BEGIN Material supplied
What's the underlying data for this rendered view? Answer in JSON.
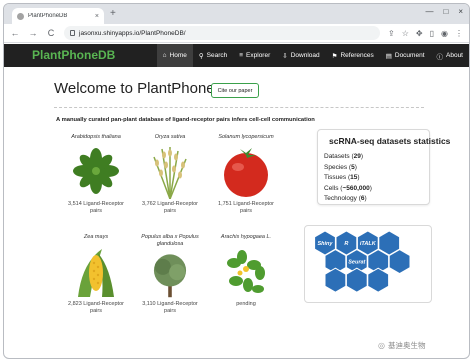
{
  "browser": {
    "tab_title": "PlantPhoneDB",
    "tab_close": "×",
    "new_tab": "+",
    "url": "jasonxu.shinyapps.io/PlantPhoneDB/",
    "back": "←",
    "forward": "→",
    "reload": "C",
    "window_controls": [
      "—",
      "□",
      "×"
    ],
    "toolbar_icons": [
      "share-icon",
      "star-icon",
      "extensions-icon",
      "sidebar-icon",
      "profile-icon",
      "menu-icon"
    ]
  },
  "site": {
    "brand": "PlantPhoneDB",
    "nav": [
      {
        "label": "Home",
        "icon": "home-icon",
        "glyph": "⌂",
        "active": true
      },
      {
        "label": "Search",
        "icon": "search-icon",
        "glyph": "⚲",
        "active": false
      },
      {
        "label": "Explorer",
        "icon": "explorer-icon",
        "glyph": "≡",
        "active": false
      },
      {
        "label": "Download",
        "icon": "download-icon",
        "glyph": "⇩",
        "active": false
      },
      {
        "label": "References",
        "icon": "references-icon",
        "glyph": "⚑",
        "active": false
      },
      {
        "label": "Document",
        "icon": "document-icon",
        "glyph": "▤",
        "active": false
      },
      {
        "label": "About",
        "icon": "about-icon",
        "glyph": "ⓘ",
        "active": false
      }
    ]
  },
  "main": {
    "welcome": "Welcome to PlantPhoneDB!",
    "cite_button": "Cite our paper",
    "subtitle": "A manually curated pan-plant database of ligand-receptor pairs infers cell-cell communication"
  },
  "species": [
    {
      "name": "Arabidopsis thaliana",
      "pairs": "3,514 Ligand-Receptor pairs",
      "image": "arabidopsis"
    },
    {
      "name": "Oryza sativa",
      "pairs": "3,762 Ligand-Receptor pairs",
      "image": "rice"
    },
    {
      "name": "Solanum lycopersicum",
      "pairs": "1,751 Ligand-Receptor pairs",
      "image": "tomato"
    },
    {
      "name": "Zea mays",
      "pairs": "2,823 Ligand-Receptor pairs",
      "image": "maize"
    },
    {
      "name": "Populus alba x Populus glandulosa",
      "pairs": "3,110 Ligand-Receptor pairs",
      "image": "poplar"
    },
    {
      "name": "Arachis hypogaea L.",
      "pairs": "pending",
      "image": "peanut"
    }
  ],
  "stats": {
    "title": "scRNA-seq datasets statistics",
    "items": [
      {
        "label": "Datasets",
        "value": "29"
      },
      {
        "label": "Species",
        "value": "5"
      },
      {
        "label": "Tissues",
        "value": "15"
      },
      {
        "label": "Cells",
        "value": "~560,000"
      },
      {
        "label": "Technology",
        "value": "6"
      }
    ]
  },
  "tools": [
    {
      "label": "Shiny",
      "color": "#2c6fb7"
    },
    {
      "label": "R",
      "color": "#2c6fb7"
    },
    {
      "label": "iTALK",
      "color": "#2c6fb7"
    },
    {
      "label": "",
      "color": "#2c6fb7"
    },
    {
      "label": "",
      "color": "#2c6fb7"
    },
    {
      "label": "Seurat",
      "color": "#2c6fb7"
    },
    {
      "label": "",
      "color": "#2c6fb7"
    },
    {
      "label": "",
      "color": "#2c6fb7"
    },
    {
      "label": "",
      "color": "#2c6fb7"
    },
    {
      "label": "",
      "color": "#2c6fb7"
    },
    {
      "label": "",
      "color": "#2c6fb7"
    }
  ],
  "watermark": {
    "text": "基迪奥生物",
    "icon": "wechat-icon"
  },
  "colors": {
    "brand": "#59b552",
    "navbar": "#212121",
    "cite_border": "#3aa04a",
    "hex": "#2c6fb7"
  }
}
END Material supplied
Short exercise: Each line above is to be copied verbatim. Drop any image from the copy.

Final result:
What's the underlying data for this rendered view? Answer in JSON.
{
  "browser": {
    "tab_title": "PlantPhoneDB",
    "tab_close": "×",
    "new_tab": "+",
    "url": "jasonxu.shinyapps.io/PlantPhoneDB/",
    "back": "←",
    "forward": "→",
    "reload": "C",
    "window_controls": [
      "—",
      "□",
      "×"
    ],
    "toolbar_icons": [
      "share-icon",
      "star-icon",
      "extensions-icon",
      "sidebar-icon",
      "profile-icon",
      "menu-icon"
    ]
  },
  "site": {
    "brand": "PlantPhoneDB",
    "nav": [
      {
        "label": "Home",
        "icon": "home-icon",
        "glyph": "⌂",
        "active": true
      },
      {
        "label": "Search",
        "icon": "search-icon",
        "glyph": "⚲",
        "active": false
      },
      {
        "label": "Explorer",
        "icon": "explorer-icon",
        "glyph": "≡",
        "active": false
      },
      {
        "label": "Download",
        "icon": "download-icon",
        "glyph": "⇩",
        "active": false
      },
      {
        "label": "References",
        "icon": "references-icon",
        "glyph": "⚑",
        "active": false
      },
      {
        "label": "Document",
        "icon": "document-icon",
        "glyph": "▤",
        "active": false
      },
      {
        "label": "About",
        "icon": "about-icon",
        "glyph": "ⓘ",
        "active": false
      }
    ]
  },
  "main": {
    "welcome": "Welcome to PlantPhoneDB!",
    "cite_button": "Cite our paper",
    "subtitle": "A manually curated pan-plant database of ligand-receptor pairs infers cell-cell communication"
  },
  "species": [
    {
      "name": "Arabidopsis thaliana",
      "pairs": "3,514 Ligand-Receptor pairs",
      "image": "arabidopsis"
    },
    {
      "name": "Oryza sativa",
      "pairs": "3,762 Ligand-Receptor pairs",
      "image": "rice"
    },
    {
      "name": "Solanum lycopersicum",
      "pairs": "1,751 Ligand-Receptor pairs",
      "image": "tomato"
    },
    {
      "name": "Zea mays",
      "pairs": "2,823 Ligand-Receptor pairs",
      "image": "maize"
    },
    {
      "name": "Populus alba x Populus glandulosa",
      "pairs": "3,110 Ligand-Receptor pairs",
      "image": "poplar"
    },
    {
      "name": "Arachis hypogaea L.",
      "pairs": "pending",
      "image": "peanut"
    }
  ],
  "stats": {
    "title": "scRNA-seq datasets statistics",
    "items": [
      {
        "label": "Datasets",
        "value": "29"
      },
      {
        "label": "Species",
        "value": "5"
      },
      {
        "label": "Tissues",
        "value": "15"
      },
      {
        "label": "Cells",
        "value": "~560,000"
      },
      {
        "label": "Technology",
        "value": "6"
      }
    ]
  },
  "tools": [
    {
      "label": "Shiny",
      "color": "#2c6fb7"
    },
    {
      "label": "R",
      "color": "#2c6fb7"
    },
    {
      "label": "iTALK",
      "color": "#2c6fb7"
    },
    {
      "label": "",
      "color": "#2c6fb7"
    },
    {
      "label": "",
      "color": "#2c6fb7"
    },
    {
      "label": "Seurat",
      "color": "#2c6fb7"
    },
    {
      "label": "",
      "color": "#2c6fb7"
    },
    {
      "label": "",
      "color": "#2c6fb7"
    },
    {
      "label": "",
      "color": "#2c6fb7"
    },
    {
      "label": "",
      "color": "#2c6fb7"
    },
    {
      "label": "",
      "color": "#2c6fb7"
    }
  ],
  "watermark": {
    "text": "基迪奥生物",
    "icon": "wechat-icon"
  },
  "colors": {
    "brand": "#59b552",
    "navbar": "#212121",
    "cite_border": "#3aa04a",
    "hex": "#2c6fb7"
  }
}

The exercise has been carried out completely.